Retype all of the entries word for word.

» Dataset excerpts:
- - -
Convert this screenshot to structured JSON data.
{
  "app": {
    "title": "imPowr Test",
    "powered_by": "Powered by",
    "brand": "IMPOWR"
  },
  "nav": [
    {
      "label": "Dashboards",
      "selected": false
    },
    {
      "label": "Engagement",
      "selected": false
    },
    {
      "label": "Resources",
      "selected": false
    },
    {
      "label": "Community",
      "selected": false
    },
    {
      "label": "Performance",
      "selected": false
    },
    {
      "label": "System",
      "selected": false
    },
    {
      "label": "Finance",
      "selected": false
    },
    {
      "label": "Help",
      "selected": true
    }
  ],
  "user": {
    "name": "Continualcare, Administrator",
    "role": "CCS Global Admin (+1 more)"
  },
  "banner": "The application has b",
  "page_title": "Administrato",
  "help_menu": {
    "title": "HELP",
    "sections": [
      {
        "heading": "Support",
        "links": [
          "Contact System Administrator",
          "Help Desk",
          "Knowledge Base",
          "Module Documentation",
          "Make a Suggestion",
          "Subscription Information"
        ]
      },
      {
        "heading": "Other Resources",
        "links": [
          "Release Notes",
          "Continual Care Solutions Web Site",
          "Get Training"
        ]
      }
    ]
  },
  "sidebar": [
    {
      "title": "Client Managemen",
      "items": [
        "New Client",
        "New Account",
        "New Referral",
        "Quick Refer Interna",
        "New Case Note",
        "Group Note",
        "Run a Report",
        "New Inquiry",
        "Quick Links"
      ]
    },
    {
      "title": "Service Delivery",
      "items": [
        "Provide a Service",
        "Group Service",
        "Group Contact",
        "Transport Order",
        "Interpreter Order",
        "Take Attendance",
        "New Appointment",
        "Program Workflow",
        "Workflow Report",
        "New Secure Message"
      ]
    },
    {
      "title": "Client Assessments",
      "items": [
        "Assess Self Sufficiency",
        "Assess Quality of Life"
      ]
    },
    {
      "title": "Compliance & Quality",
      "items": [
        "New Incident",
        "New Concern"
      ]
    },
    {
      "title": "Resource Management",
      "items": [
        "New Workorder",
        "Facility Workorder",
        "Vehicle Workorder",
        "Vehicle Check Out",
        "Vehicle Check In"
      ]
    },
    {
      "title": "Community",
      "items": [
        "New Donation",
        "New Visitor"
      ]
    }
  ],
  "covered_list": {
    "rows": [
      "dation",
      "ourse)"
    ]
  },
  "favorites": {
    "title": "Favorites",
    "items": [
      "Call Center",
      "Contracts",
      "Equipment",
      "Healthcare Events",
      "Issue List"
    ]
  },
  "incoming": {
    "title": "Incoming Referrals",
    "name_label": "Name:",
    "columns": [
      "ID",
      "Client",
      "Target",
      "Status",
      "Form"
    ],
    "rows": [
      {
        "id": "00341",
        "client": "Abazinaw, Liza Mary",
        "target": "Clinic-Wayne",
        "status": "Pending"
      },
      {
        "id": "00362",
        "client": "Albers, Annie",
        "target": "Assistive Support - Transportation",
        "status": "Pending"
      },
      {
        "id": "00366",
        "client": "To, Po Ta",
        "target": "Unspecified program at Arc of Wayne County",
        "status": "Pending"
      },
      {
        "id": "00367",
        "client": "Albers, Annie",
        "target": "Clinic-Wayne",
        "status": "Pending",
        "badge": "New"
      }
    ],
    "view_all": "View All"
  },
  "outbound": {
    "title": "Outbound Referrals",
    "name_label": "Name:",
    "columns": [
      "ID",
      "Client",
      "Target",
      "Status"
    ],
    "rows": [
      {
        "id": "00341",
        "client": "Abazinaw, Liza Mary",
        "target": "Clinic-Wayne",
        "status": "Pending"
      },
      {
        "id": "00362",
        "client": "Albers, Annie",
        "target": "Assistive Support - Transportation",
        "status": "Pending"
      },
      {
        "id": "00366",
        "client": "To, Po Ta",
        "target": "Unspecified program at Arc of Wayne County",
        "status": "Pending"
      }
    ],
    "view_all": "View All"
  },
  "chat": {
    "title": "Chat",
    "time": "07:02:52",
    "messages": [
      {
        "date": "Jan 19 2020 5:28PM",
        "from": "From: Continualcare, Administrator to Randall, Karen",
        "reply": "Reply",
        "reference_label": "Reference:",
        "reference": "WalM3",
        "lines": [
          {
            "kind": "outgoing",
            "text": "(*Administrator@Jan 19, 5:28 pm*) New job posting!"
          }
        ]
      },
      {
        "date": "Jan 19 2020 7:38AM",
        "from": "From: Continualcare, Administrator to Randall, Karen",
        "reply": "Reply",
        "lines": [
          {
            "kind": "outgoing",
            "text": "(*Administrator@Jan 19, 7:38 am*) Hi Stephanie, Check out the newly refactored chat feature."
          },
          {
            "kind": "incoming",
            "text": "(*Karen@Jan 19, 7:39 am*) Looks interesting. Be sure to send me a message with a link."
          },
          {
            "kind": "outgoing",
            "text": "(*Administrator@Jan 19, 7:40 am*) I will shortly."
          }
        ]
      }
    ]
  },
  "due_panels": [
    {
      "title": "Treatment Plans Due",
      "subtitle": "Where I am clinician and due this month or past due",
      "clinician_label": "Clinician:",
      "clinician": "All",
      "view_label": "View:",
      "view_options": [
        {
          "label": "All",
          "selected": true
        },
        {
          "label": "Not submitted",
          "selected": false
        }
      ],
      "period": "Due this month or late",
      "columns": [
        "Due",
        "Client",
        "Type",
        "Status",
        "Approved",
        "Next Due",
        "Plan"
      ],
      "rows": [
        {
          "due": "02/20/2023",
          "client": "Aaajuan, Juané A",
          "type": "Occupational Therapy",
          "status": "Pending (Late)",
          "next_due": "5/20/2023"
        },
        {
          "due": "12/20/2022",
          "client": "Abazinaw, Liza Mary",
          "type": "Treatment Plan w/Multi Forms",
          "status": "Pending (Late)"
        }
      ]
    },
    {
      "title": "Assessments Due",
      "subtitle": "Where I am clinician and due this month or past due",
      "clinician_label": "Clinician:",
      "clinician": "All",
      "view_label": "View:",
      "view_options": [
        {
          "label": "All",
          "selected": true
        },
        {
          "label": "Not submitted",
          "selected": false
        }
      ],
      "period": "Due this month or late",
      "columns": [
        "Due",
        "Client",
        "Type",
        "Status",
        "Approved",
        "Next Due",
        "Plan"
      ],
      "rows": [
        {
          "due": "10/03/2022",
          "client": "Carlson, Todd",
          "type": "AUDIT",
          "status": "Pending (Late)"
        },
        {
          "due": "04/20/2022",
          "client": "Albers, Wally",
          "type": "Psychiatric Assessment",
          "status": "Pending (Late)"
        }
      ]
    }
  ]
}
- - -
» Reply:
Convert this screenshot to structured JSON data.
{
  "app": {
    "title": "imPowr Test",
    "powered_by": "Powered by",
    "brand": "IMPOWR"
  },
  "nav": [
    {
      "label": "Dashboards",
      "selected": false
    },
    {
      "label": "Engagement",
      "selected": false
    },
    {
      "label": "Resources",
      "selected": false
    },
    {
      "label": "Community",
      "selected": false
    },
    {
      "label": "Performance",
      "selected": false
    },
    {
      "label": "System",
      "selected": false
    },
    {
      "label": "Finance",
      "selected": false
    },
    {
      "label": "Help",
      "selected": true
    }
  ],
  "user": {
    "name": "Continualcare, Administrator",
    "role": "CCS Global Admin (+1 more)"
  },
  "banner": "The application has b",
  "page_title": "Administrato",
  "help_menu": {
    "title": "HELP",
    "sections": [
      {
        "heading": "Support",
        "links": [
          "Contact System Administrator",
          "Help Desk",
          "Knowledge Base",
          "Module Documentation",
          "Make a Suggestion",
          "Subscription Information"
        ]
      },
      {
        "heading": "Other Resources",
        "links": [
          "Release Notes",
          "Continual Care Solutions Web Site",
          "Get Training"
        ]
      }
    ]
  },
  "sidebar": [
    {
      "title": "Client Managemen",
      "items": [
        "New Client",
        "New Account",
        "New Referral",
        "Quick Refer Interna",
        "New Case Note",
        "Group Note",
        "Run a Report",
        "New Inquiry",
        "Quick Links"
      ]
    },
    {
      "title": "Service Delivery",
      "items": [
        "Provide a Service",
        "Group Service",
        "Group Contact",
        "Transport Order",
        "Interpreter Order",
        "Take Attendance",
        "New Appointment",
        "Program Workflow",
        "Workflow Report",
        "New Secure Message"
      ]
    },
    {
      "title": "Client Assessments",
      "items": [
        "Assess Self Sufficiency",
        "Assess Quality of Life"
      ]
    },
    {
      "title": "Compliance & Quality",
      "items": [
        "New Incident",
        "New Concern"
      ]
    },
    {
      "title": "Resource Management",
      "items": [
        "New Workorder",
        "Facility Workorder",
        "Vehicle Workorder",
        "Vehicle Check Out",
        "Vehicle Check In"
      ]
    },
    {
      "title": "Community",
      "items": [
        "New Donation",
        "New Visitor"
      ]
    }
  ],
  "covered_list": {
    "rows": [
      "dation",
      "ourse)"
    ]
  },
  "favorites": {
    "title": "Favorites",
    "items": [
      "Call Center",
      "Contracts",
      "Equipment",
      "Healthcare Events",
      "Issue List"
    ]
  },
  "incoming": {
    "title": "Incoming Referrals",
    "name_label": "Name:",
    "columns": [
      "ID",
      "Client",
      "Target",
      "Status",
      "Form"
    ],
    "rows": [
      {
        "id": "00341",
        "client": "Abazinaw, Liza Mary",
        "target": "Clinic-Wayne",
        "status": "Pending"
      },
      {
        "id": "00362",
        "client": "Albers, Annie",
        "target": "Assistive Support - Transportation",
        "status": "Pending"
      },
      {
        "id": "00366",
        "client": "To, Po Ta",
        "target": "Unspecified program at Arc of Wayne County",
        "status": "Pending"
      },
      {
        "id": "00367",
        "client": "Albers, Annie",
        "target": "Clinic-Wayne",
        "status": "Pending",
        "badge": "New"
      }
    ],
    "view_all": "View All"
  },
  "outbound": {
    "title": "Outbound Referrals",
    "name_label": "Name:",
    "columns": [
      "ID",
      "Client",
      "Target",
      "Status"
    ],
    "rows": [
      {
        "id": "00341",
        "client": "Abazinaw, Liza Mary",
        "target": "Clinic-Wayne",
        "status": "Pending"
      },
      {
        "id": "00362",
        "client": "Albers, Annie",
        "target": "Assistive Support - Transportation",
        "status": "Pending"
      },
      {
        "id": "00366",
        "client": "To, Po Ta",
        "target": "Unspecified program at Arc of Wayne County",
        "status": "Pending"
      }
    ],
    "view_all": "View All"
  },
  "chat": {
    "title": "Chat",
    "time": "07:02:52",
    "messages": [
      {
        "date": "Jan 19 2020 5:28PM",
        "from": "From: Continualcare, Administrator to Randall, Karen",
        "reply": "Reply",
        "reference_label": "Reference:",
        "reference": "WalM3",
        "lines": [
          {
            "kind": "outgoing",
            "text": "(*Administrator@Jan 19, 5:28 pm*) New job posting!"
          }
        ]
      },
      {
        "date": "Jan 19 2020 7:38AM",
        "from": "From: Continualcare, Administrator to Randall, Karen",
        "reply": "Reply",
        "lines": [
          {
            "kind": "outgoing",
            "text": "(*Administrator@Jan 19, 7:38 am*) Hi Stephanie, Check out the newly refactored chat feature."
          },
          {
            "kind": "incoming",
            "text": "(*Karen@Jan 19, 7:39 am*) Looks interesting. Be sure to send me a message with a link."
          },
          {
            "kind": "outgoing",
            "text": "(*Administrator@Jan 19, 7:40 am*) I will shortly."
          }
        ]
      }
    ]
  },
  "due_panels": [
    {
      "title": "Treatment Plans Due",
      "subtitle": "Where I am clinician and due this month or past due",
      "clinician_label": "Clinician:",
      "clinician": "All",
      "view_label": "View:",
      "view_options": [
        {
          "label": "All",
          "selected": true
        },
        {
          "label": "Not submitted",
          "selected": false
        }
      ],
      "period": "Due this month or late",
      "columns": [
        "Due",
        "Client",
        "Type",
        "Status",
        "Approved",
        "Next Due",
        "Plan"
      ],
      "rows": [
        {
          "due": "02/20/2023",
          "client": "Aaajuan, Juané A",
          "type": "Occupational Therapy",
          "status": "Pending (Late)",
          "next_due": "5/20/2023"
        },
        {
          "due": "12/20/2022",
          "client": "Abazinaw, Liza Mary",
          "type": "Treatment Plan w/Multi Forms",
          "status": "Pending (Late)"
        }
      ]
    },
    {
      "title": "Assessments Due",
      "subtitle": "Where I am clinician and due this month or past due",
      "clinician_label": "Clinician:",
      "clinician": "All",
      "view_label": "View:",
      "view_options": [
        {
          "label": "All",
          "selected": true
        },
        {
          "label": "Not submitted",
          "selected": false
        }
      ],
      "period": "Due this month or late",
      "columns": [
        "Due",
        "Client",
        "Type",
        "Status",
        "Approved",
        "Next Due",
        "Plan"
      ],
      "rows": [
        {
          "due": "10/03/2022",
          "client": "Carlson, Todd",
          "type": "AUDIT",
          "status": "Pending (Late)"
        },
        {
          "due": "04/20/2022",
          "client": "Albers, Wally",
          "type": "Psychiatric Assessment",
          "status": "Pending (Late)"
        }
      ]
    }
  ]
}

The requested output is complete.